• _Consegna_: Estrai dal testo sulla Sierra Leone il passo compreso tra "La storia della" e "giorni di coprifuoco.", inclusi entrambi, riportandolo parola per parola.

• _Estratto del testo_:
==*==

La storia della Sierra Leone non è fatta di grandi condottieri e storici imperatori. Questi 70 mila chilometri quadrati di terra nel cuore dell’Africa equatoriale, venduti alla Gran Bretagna nel 1788 da un sovrano locale per farne una colonia in cui raccogliere schiavi affrancati e apolidi africani, hanno visto l’indipendenza solo nel 1961. Prima governatori e commissari inglesi, poi una serie impressionante di colpi di stato militari e relative dittature, fino alla guerra civile contro il Fronte Rivoluzionario Unito. Solo da pochi anni si tengono elezioni democratiche. Oggi il paese è tra i più poveri del mondo e martoriato dall’epidemia di Ebola, tanto che il governo ha dichiarato la settimana scorsa alcuni giorni di coprifuoco.
Nel frattempo, in Europa e negli Usa si guarda con preoccupazione alla diffusione del virus. A proposito, siamo sicuri che l’Occidente sia senza colpe in tutto ciò? Risponderete che una malattia non distingue europei e africani, ricchi e poveri, potenti e diseredati. Ma mi chiedo come sarebbe la situazione se la Sierra Leone avesse un sistema sanitario all’avanguardia, una classe politica preparata e una cittadinanza istruita ed informata. Il focolaio iniziale in Guinea si sarebbe sviluppato con la stessa virulenza in uno stato ricco e fornito di infrastrutture all’avanguardia? La malattia si sarebbe trasmessa così velocemente se la popolazione disponesse di adeguati servizi d’igiene pubblica? Probabilmente no. E se quelle zone dimenticate della terra si trovano nel degrado, la colpa è in gran parte dell’imperialismo occidentale.

==*==

• _Materiale mostrato_:
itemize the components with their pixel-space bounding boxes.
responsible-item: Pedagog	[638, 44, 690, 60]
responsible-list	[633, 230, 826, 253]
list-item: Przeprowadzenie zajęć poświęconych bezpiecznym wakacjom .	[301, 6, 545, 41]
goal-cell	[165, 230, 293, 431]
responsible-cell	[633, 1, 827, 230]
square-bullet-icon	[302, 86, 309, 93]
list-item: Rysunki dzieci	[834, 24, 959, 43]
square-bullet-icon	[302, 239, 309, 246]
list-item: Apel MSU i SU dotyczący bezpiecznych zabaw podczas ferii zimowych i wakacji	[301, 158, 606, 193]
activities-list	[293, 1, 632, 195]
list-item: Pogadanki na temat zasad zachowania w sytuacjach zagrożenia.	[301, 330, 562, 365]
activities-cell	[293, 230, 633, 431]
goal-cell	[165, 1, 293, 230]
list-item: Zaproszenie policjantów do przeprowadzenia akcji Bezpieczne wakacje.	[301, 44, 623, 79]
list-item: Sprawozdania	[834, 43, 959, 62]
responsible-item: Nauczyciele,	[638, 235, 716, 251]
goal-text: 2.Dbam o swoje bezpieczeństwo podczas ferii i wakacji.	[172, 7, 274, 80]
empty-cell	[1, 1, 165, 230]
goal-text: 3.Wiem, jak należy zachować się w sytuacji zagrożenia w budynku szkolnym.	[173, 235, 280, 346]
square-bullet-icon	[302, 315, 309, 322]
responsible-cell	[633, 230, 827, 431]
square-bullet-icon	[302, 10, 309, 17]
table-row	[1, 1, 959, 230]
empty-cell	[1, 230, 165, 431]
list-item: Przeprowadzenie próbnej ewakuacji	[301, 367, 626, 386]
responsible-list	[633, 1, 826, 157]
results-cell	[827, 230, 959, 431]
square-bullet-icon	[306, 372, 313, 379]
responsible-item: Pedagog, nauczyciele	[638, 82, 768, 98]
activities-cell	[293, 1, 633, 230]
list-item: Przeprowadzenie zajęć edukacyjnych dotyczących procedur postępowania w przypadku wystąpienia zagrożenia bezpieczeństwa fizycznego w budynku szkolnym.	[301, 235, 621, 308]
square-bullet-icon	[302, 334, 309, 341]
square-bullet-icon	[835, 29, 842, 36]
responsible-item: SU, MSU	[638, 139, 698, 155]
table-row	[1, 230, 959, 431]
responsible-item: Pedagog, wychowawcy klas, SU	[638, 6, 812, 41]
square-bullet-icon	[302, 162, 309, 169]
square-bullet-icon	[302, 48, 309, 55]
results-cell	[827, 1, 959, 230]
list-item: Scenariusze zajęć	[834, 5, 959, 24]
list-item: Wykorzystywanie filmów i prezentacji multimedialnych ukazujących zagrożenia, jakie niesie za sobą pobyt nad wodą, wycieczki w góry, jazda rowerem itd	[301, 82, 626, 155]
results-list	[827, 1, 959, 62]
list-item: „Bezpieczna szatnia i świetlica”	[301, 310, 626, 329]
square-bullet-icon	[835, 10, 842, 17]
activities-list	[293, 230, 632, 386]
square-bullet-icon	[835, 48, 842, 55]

==*==

• _Esercizio svolto_:
La storia della Sierra Leone non è fatta di grandi condottieri e storici imperatori. Questi 70 mila chilometri quadrati di terra nel cuore dell’Africa equatoriale, venduti alla Gran Bretagna nel 1788 da un sovrano locale per farne una colonia in cui raccogliere schiavi affrancati e apolidi africani, hanno visto l’indipendenza solo nel 1961. Prima governatori e commissari inglesi, poi una serie impressionante di colpi di stato militari e relative dittature, fino alla guerra civile contro il Fronte Rivoluzionario Unito. Solo da pochi anni si tengono elezioni democratiche. Oggi il paese è tra i più poveri del mondo e martoriato dall’epidemia di Ebola, tanto che il governo ha dichiarato la settimana scorsa alcuni giorni di coprifuoco.